Goal:
Transcribe the records that follow exactly. Skip the pictures.

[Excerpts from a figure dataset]
□ □ □ □ □ □ □

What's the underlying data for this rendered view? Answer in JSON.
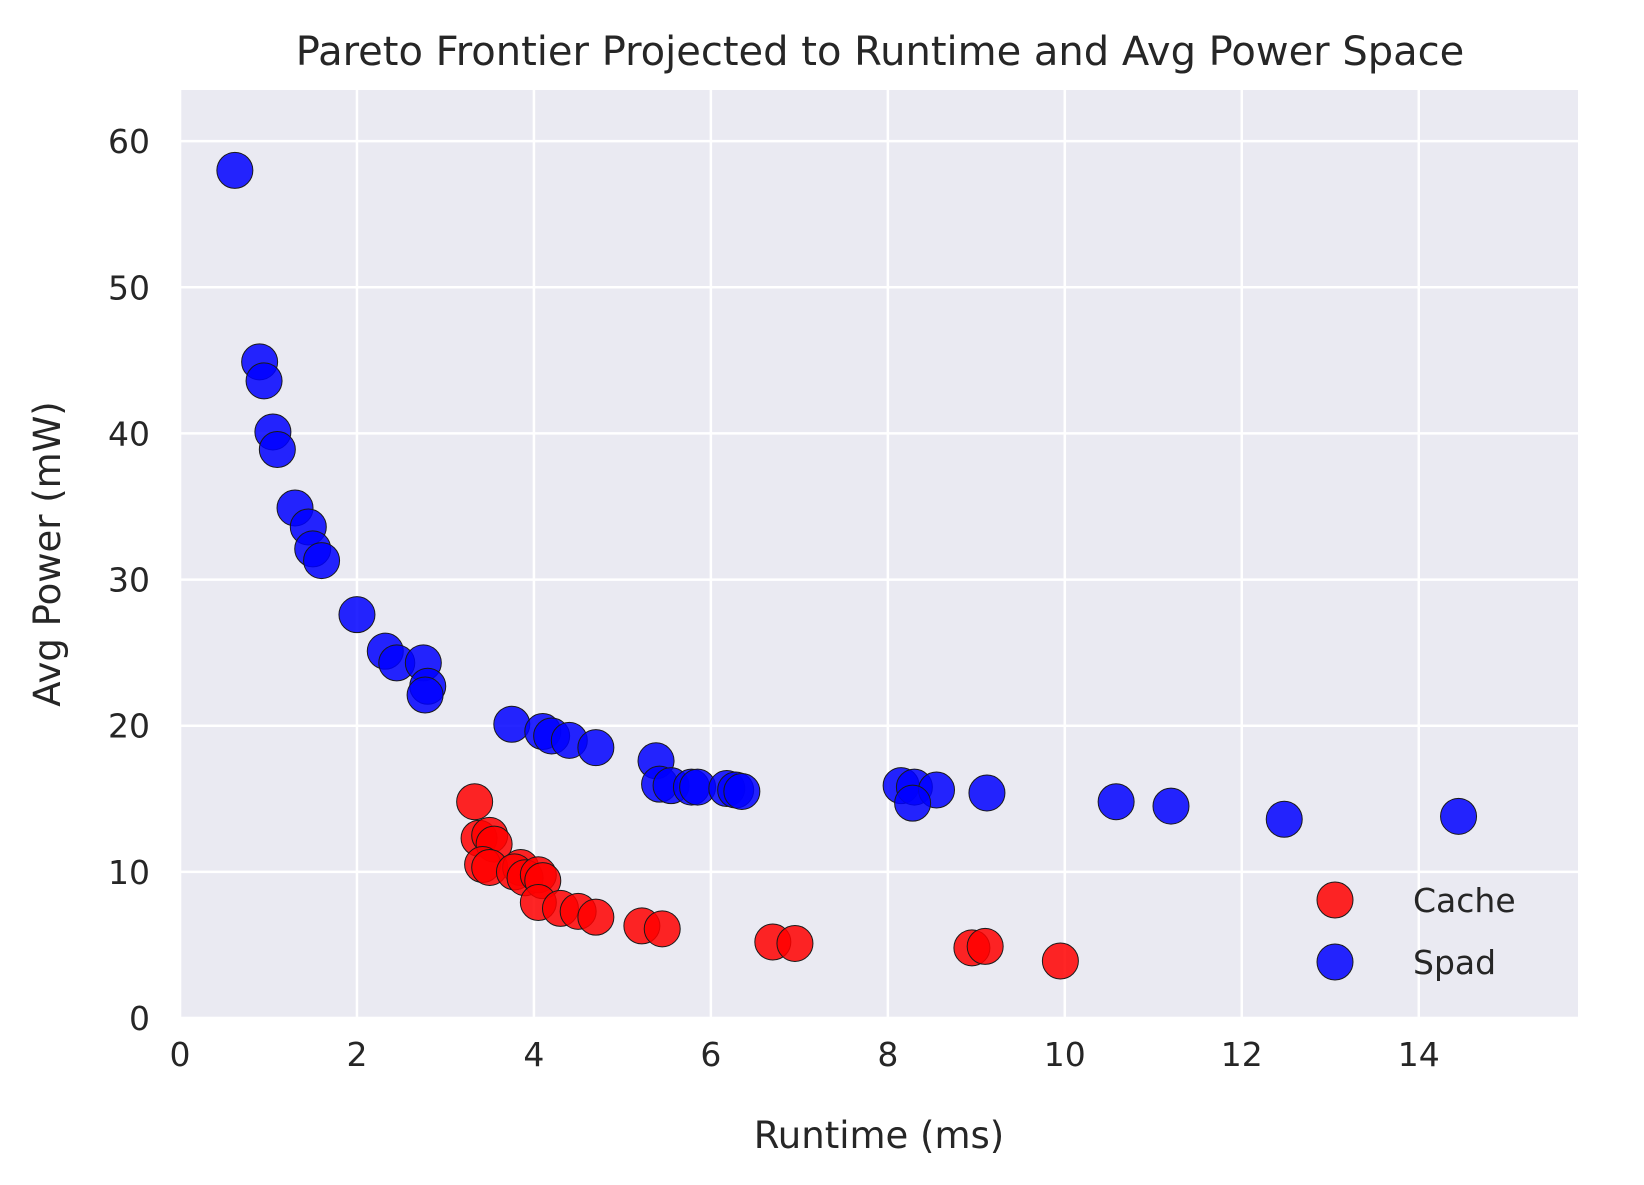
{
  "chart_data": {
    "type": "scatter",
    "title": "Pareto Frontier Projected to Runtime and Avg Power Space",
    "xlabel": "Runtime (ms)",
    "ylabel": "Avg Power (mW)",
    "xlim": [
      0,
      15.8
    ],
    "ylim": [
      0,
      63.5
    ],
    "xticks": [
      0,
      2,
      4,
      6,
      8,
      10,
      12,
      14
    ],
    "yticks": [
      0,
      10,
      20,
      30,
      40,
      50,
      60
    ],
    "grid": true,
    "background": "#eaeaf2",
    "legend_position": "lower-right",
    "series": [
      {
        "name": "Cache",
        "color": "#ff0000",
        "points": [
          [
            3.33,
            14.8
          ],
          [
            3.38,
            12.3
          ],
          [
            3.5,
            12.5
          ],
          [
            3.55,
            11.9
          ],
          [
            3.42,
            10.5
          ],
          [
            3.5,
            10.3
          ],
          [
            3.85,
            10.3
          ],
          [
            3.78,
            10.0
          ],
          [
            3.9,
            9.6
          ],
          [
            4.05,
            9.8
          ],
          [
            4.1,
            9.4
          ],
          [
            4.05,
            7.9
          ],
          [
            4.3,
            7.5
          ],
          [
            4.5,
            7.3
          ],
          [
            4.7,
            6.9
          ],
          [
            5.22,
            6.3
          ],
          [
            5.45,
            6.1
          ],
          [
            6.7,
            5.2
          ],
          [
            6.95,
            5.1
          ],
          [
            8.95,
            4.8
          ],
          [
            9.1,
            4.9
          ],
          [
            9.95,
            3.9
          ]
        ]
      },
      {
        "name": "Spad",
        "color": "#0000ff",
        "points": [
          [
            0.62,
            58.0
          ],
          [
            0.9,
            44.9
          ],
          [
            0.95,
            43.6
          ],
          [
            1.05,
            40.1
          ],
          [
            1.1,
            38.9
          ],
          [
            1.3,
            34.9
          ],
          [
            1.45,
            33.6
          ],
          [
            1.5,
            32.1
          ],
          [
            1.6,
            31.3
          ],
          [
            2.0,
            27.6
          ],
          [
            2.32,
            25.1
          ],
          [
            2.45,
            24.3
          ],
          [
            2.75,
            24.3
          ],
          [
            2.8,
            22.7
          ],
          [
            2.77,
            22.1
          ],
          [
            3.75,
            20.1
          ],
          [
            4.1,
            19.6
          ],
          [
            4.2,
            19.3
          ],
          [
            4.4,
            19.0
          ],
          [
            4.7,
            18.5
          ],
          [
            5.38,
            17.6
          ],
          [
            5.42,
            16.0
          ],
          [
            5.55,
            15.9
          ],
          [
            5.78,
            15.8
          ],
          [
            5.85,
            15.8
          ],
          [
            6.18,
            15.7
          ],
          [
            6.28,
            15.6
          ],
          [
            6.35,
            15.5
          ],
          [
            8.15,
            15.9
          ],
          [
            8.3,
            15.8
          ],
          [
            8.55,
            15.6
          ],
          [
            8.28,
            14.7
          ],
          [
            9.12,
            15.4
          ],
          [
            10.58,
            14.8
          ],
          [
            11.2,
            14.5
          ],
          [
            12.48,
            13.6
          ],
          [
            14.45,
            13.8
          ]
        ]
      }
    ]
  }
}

□ □ □ □ □ □ □

Response to this task:
What's the underlying data for this rendered view? Answer in JSON.
{
  "chart_data": {
    "type": "scatter",
    "title": "Pareto Frontier Projected to Runtime and Avg Power Space",
    "xlabel": "Runtime (ms)",
    "ylabel": "Avg Power (mW)",
    "xlim": [
      0,
      15.8
    ],
    "ylim": [
      0,
      63.5
    ],
    "xticks": [
      0,
      2,
      4,
      6,
      8,
      10,
      12,
      14
    ],
    "yticks": [
      0,
      10,
      20,
      30,
      40,
      50,
      60
    ],
    "grid": true,
    "background": "#eaeaf2",
    "legend_position": "lower-right",
    "series": [
      {
        "name": "Cache",
        "color": "#ff0000",
        "points": [
          [
            3.33,
            14.8
          ],
          [
            3.38,
            12.3
          ],
          [
            3.5,
            12.5
          ],
          [
            3.55,
            11.9
          ],
          [
            3.42,
            10.5
          ],
          [
            3.5,
            10.3
          ],
          [
            3.85,
            10.3
          ],
          [
            3.78,
            10.0
          ],
          [
            3.9,
            9.6
          ],
          [
            4.05,
            9.8
          ],
          [
            4.1,
            9.4
          ],
          [
            4.05,
            7.9
          ],
          [
            4.3,
            7.5
          ],
          [
            4.5,
            7.3
          ],
          [
            4.7,
            6.9
          ],
          [
            5.22,
            6.3
          ],
          [
            5.45,
            6.1
          ],
          [
            6.7,
            5.2
          ],
          [
            6.95,
            5.1
          ],
          [
            8.95,
            4.8
          ],
          [
            9.1,
            4.9
          ],
          [
            9.95,
            3.9
          ]
        ]
      },
      {
        "name": "Spad",
        "color": "#0000ff",
        "points": [
          [
            0.62,
            58.0
          ],
          [
            0.9,
            44.9
          ],
          [
            0.95,
            43.6
          ],
          [
            1.05,
            40.1
          ],
          [
            1.1,
            38.9
          ],
          [
            1.3,
            34.9
          ],
          [
            1.45,
            33.6
          ],
          [
            1.5,
            32.1
          ],
          [
            1.6,
            31.3
          ],
          [
            2.0,
            27.6
          ],
          [
            2.32,
            25.1
          ],
          [
            2.45,
            24.3
          ],
          [
            2.75,
            24.3
          ],
          [
            2.8,
            22.7
          ],
          [
            2.77,
            22.1
          ],
          [
            3.75,
            20.1
          ],
          [
            4.1,
            19.6
          ],
          [
            4.2,
            19.3
          ],
          [
            4.4,
            19.0
          ],
          [
            4.7,
            18.5
          ],
          [
            5.38,
            17.6
          ],
          [
            5.42,
            16.0
          ],
          [
            5.55,
            15.9
          ],
          [
            5.78,
            15.8
          ],
          [
            5.85,
            15.8
          ],
          [
            6.18,
            15.7
          ],
          [
            6.28,
            15.6
          ],
          [
            6.35,
            15.5
          ],
          [
            8.15,
            15.9
          ],
          [
            8.3,
            15.8
          ],
          [
            8.55,
            15.6
          ],
          [
            8.28,
            14.7
          ],
          [
            9.12,
            15.4
          ],
          [
            10.58,
            14.8
          ],
          [
            11.2,
            14.5
          ],
          [
            12.48,
            13.6
          ],
          [
            14.45,
            13.8
          ]
        ]
      }
    ]
  }
}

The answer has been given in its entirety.